▶ [OBJECTIVES]:
1. Answer these questions about the mlock kernel patch:
(a) On what date was the mlock patch written?
(b) According to the mlock patch, how many files were changed, and how many insertions were made in total?
(c) Which file listed in the mlock patch receives 17 insertions?
2. Continue the mlock kernel patch from the point where it stops.

▶ [TEXT EXTRACT]:
-- begin --

From 985737cf2ea096ea946aed82c7484d40defc71a8 Mon Sep 17 00:00:00 2001
From: Lee Schermerhorn <lee.schermerhorn@hp.com>
Date: Sat, 18 Oct 2008 20:26:53 -0700
Subject: mlock: count attempts to free mlocked page

Allow free of mlock()ed pages.  This shouldn't happen, but during
developement, it occasionally did.

This patch allows us to survive that condition, while keeping the
statistics and events correct for debug.

Signed-off-by: Lee Schermerhorn <lee.schermerhorn@hp.com>
Signed-off-by: Rik van Riel <riel@redhat.com>
Signed-off-by: Andrew Morton <akpm@linux-foundation.org>
Signed-off-by: Linus Torvalds <torvalds@linux-foundation.org>
---
 include/linux/vmstat.h |  1 +
 mm/internal.h          | 17 +++++++++++++++++
 mm/page_alloc.c        |  1 +
 mm/vmstat.c            |  1 +
 4 files changed, 20 insertions(+)

(limited to 'mm/internal.h')

-- end --

▶ [RAW RECORDS]:
-- begin --

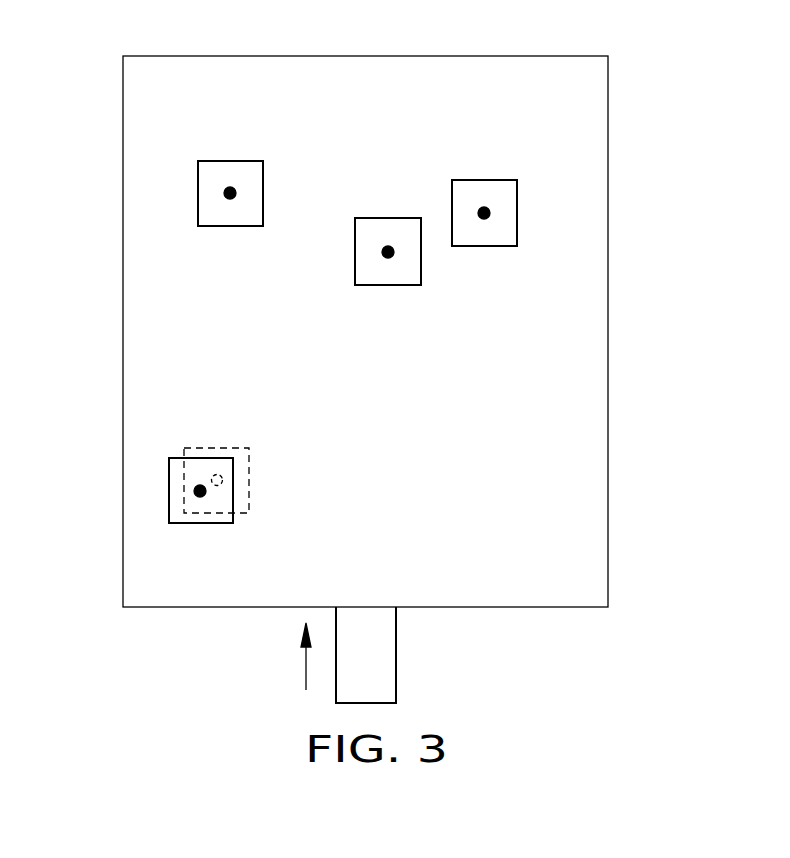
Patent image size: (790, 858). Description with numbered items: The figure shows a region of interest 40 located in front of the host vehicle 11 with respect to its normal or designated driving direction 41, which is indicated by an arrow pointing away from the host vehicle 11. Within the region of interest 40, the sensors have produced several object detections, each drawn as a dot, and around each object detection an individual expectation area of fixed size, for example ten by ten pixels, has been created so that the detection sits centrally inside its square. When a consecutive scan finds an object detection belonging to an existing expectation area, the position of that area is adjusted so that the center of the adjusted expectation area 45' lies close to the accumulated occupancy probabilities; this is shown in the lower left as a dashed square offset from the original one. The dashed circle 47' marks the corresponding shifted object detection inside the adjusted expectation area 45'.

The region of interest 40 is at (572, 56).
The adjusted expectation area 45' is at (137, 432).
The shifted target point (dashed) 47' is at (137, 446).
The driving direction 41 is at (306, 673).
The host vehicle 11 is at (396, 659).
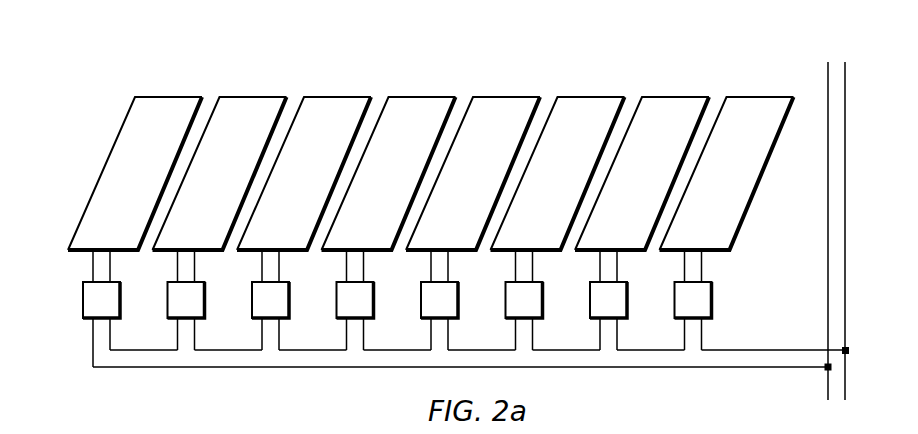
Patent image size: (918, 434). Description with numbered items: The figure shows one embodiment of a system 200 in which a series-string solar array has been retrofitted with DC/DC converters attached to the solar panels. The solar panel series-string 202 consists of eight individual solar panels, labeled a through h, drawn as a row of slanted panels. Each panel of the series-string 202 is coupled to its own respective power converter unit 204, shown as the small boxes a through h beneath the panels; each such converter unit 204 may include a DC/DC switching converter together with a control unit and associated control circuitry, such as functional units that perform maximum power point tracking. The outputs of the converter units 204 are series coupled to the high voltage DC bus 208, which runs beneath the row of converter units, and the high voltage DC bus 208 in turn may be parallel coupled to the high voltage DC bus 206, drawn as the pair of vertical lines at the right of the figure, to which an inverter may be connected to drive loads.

-- end --
-- begin --

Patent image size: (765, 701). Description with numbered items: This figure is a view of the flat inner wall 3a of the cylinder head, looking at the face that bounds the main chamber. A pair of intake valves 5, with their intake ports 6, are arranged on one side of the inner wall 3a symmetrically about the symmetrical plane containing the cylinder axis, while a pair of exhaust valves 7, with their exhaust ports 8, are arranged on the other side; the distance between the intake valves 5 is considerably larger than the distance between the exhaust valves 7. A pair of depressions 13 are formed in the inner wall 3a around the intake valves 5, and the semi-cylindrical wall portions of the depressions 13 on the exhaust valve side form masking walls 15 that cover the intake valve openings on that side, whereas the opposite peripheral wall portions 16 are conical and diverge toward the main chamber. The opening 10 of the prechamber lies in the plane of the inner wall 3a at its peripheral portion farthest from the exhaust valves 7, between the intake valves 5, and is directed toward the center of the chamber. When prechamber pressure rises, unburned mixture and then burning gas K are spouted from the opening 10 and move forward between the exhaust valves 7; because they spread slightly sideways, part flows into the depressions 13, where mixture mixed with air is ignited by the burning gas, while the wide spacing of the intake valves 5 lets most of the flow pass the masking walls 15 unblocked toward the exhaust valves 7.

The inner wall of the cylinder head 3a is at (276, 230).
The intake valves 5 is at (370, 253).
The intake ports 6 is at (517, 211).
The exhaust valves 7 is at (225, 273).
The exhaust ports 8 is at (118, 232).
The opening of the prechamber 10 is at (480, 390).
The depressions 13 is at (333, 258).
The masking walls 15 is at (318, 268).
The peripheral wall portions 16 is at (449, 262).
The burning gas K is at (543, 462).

-- end --
-- begin --

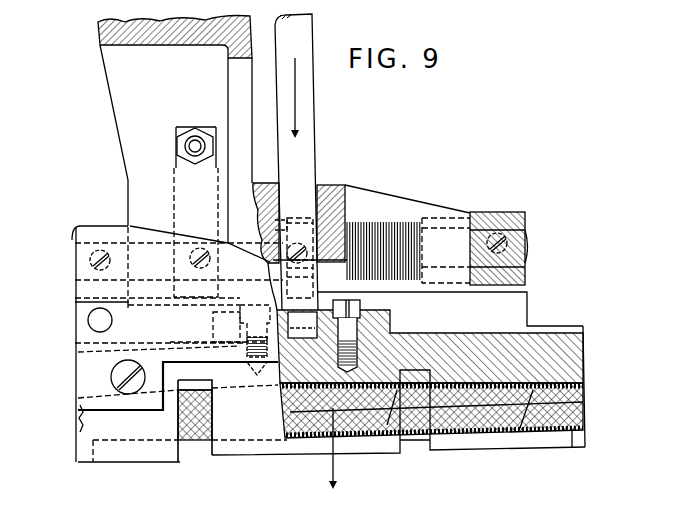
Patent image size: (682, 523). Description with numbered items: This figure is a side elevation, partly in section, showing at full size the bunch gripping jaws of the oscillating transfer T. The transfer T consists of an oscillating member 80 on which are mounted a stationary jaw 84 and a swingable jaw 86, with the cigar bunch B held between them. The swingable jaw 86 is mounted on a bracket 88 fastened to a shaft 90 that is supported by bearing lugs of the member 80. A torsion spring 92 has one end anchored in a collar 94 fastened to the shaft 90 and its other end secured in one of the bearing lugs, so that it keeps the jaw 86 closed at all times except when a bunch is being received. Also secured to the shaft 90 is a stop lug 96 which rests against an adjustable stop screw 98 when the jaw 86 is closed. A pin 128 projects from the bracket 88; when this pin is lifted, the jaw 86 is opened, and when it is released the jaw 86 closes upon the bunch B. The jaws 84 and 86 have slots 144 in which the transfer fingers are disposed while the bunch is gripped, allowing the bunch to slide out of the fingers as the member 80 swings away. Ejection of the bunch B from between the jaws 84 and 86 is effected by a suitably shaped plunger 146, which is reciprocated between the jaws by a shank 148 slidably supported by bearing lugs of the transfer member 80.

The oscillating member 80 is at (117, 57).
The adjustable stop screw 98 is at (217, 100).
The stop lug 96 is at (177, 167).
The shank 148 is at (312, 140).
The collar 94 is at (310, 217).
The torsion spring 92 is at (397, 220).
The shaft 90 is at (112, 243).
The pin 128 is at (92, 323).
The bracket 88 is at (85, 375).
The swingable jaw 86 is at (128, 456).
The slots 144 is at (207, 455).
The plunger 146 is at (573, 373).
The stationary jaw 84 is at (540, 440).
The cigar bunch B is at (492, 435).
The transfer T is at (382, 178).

-- end --

▶ [FINAL ANSWERS]:
1.
(a) Sat, 18 Oct 2008
(b) 4 files were changed, with 20 insertions in total.
(c) mm/internal.h

2.
diff --git a/include/linux/vmstat.h b/include/linux/vmstat.h
index 05b805020be..9cd3ab0f554 100644
--- a/include/linux/vmstat.h
+++ b/include/linux/vmstat.h
@@ -49,6 +49,7 @@ enum vm_event_item { PGPGIN, PGPGOUT, PSWPIN, PSWPOUT,
 		UNEVICTABLE_PGMUNLOCKED,
 		UNEVICTABLE_PGCLEARED,	/* on COW, page truncate */
 		UNEVICTABLE_PGSTRANDED,	/* unable to isolate on unlock */
+		UNEVICTABLE_MLOCKFREED,
 #endif
 		NR_VM_EVENT_ITEMS
 };
diff --git a/mm/internal.h b/mm/internal.h
index 1cfbf2e2bc9..e4e728bdf32 100644
--- a/mm/internal.h
+++ b/mm/internal.h
@@ -146,6 +146,22 @@ static inline void mlock_migrate_page(struct page *newpage, struct page *page)
 	}
 }
 
+/*
+ * free_page_mlock() -- clean up attempts to free and mlocked() page.
+ * Page should not be on lru, so no need to fix that up.
+ * free_pages_check() will verify...
+ */
+static inline void free_page_mlock(struct page *page)
+{
+	if (unlikely(TestClearPageMlocked(page))) {
+		unsigned long flags;
+
+		local_irq_save(flags);
+		__dec_zone_page_state(page, NR_MLOCK);
+		__count_vm_event(UNEVICTABLE_MLOCKFREED);
+		local_irq_restore(flags);
+	}
+}
 
 #else /* CONFIG_UNEVICTABLE_LRU */
 static inline int is_mlocked_vma(struct vm_area_struct *v, struct page *p)
@@ -155,6 +171,7 @@ static inline int is_mlocked_vma(struct vm_area_struct *v, struct page *p)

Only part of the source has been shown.